• _OBJECTIVE_
Give the total number of lines with the word "Fender" in them, and no other words.

start INPUT ROWS

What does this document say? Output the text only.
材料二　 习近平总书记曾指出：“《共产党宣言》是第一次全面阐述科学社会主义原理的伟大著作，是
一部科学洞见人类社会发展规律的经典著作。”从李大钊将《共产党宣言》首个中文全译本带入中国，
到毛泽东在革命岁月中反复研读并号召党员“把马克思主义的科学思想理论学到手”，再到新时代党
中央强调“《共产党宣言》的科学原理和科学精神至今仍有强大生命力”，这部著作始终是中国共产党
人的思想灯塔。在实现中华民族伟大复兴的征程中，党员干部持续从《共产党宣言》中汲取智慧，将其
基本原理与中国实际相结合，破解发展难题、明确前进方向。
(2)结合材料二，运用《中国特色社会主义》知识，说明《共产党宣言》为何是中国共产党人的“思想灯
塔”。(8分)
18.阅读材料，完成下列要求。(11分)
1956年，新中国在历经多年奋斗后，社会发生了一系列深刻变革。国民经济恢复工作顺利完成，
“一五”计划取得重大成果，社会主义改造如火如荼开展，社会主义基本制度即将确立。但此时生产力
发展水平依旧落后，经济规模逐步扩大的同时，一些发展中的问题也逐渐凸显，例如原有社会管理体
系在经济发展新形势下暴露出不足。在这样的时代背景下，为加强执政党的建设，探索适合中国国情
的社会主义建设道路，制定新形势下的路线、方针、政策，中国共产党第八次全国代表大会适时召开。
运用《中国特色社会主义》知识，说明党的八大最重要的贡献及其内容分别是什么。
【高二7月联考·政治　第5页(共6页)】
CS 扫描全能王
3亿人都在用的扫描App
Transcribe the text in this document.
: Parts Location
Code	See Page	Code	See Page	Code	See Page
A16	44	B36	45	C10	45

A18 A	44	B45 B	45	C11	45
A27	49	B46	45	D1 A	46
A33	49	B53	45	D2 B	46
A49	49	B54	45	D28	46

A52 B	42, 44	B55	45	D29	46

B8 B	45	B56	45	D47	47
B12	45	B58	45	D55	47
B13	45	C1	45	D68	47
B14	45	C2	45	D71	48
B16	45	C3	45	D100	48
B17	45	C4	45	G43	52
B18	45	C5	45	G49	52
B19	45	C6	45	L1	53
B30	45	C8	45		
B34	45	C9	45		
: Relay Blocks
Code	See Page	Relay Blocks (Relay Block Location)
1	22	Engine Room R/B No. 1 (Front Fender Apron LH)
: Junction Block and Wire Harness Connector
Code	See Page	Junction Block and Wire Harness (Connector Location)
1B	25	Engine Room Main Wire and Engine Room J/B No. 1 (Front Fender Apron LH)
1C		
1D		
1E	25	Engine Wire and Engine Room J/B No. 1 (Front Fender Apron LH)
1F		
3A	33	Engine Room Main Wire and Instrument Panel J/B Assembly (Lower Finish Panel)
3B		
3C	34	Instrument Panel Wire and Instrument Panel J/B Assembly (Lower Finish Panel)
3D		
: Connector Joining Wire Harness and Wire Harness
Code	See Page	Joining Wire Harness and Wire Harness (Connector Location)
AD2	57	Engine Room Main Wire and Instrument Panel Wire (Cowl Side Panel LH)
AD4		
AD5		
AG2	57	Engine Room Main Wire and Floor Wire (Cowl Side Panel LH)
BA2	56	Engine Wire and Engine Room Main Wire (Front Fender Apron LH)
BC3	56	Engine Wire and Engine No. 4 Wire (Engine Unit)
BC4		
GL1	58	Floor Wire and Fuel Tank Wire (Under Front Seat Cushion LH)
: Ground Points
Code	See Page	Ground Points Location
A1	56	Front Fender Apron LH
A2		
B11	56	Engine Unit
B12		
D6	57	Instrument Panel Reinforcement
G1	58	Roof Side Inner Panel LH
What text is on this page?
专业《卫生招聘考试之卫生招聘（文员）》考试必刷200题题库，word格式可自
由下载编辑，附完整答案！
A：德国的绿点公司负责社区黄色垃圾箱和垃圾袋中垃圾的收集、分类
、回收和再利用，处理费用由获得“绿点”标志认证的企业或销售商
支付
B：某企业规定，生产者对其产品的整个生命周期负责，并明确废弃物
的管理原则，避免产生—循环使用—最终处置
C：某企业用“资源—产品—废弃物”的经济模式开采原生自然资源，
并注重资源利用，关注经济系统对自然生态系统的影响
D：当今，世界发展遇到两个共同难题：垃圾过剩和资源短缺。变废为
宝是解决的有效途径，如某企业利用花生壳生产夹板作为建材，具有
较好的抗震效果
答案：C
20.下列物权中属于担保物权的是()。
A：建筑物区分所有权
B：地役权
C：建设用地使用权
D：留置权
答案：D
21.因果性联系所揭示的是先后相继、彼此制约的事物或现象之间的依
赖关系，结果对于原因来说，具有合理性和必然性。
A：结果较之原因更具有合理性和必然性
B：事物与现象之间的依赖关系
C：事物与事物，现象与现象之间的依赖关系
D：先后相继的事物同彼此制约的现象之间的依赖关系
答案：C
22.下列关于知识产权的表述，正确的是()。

end INPUT ROWS

• _ANSWER TO THIS PROBLEM_
5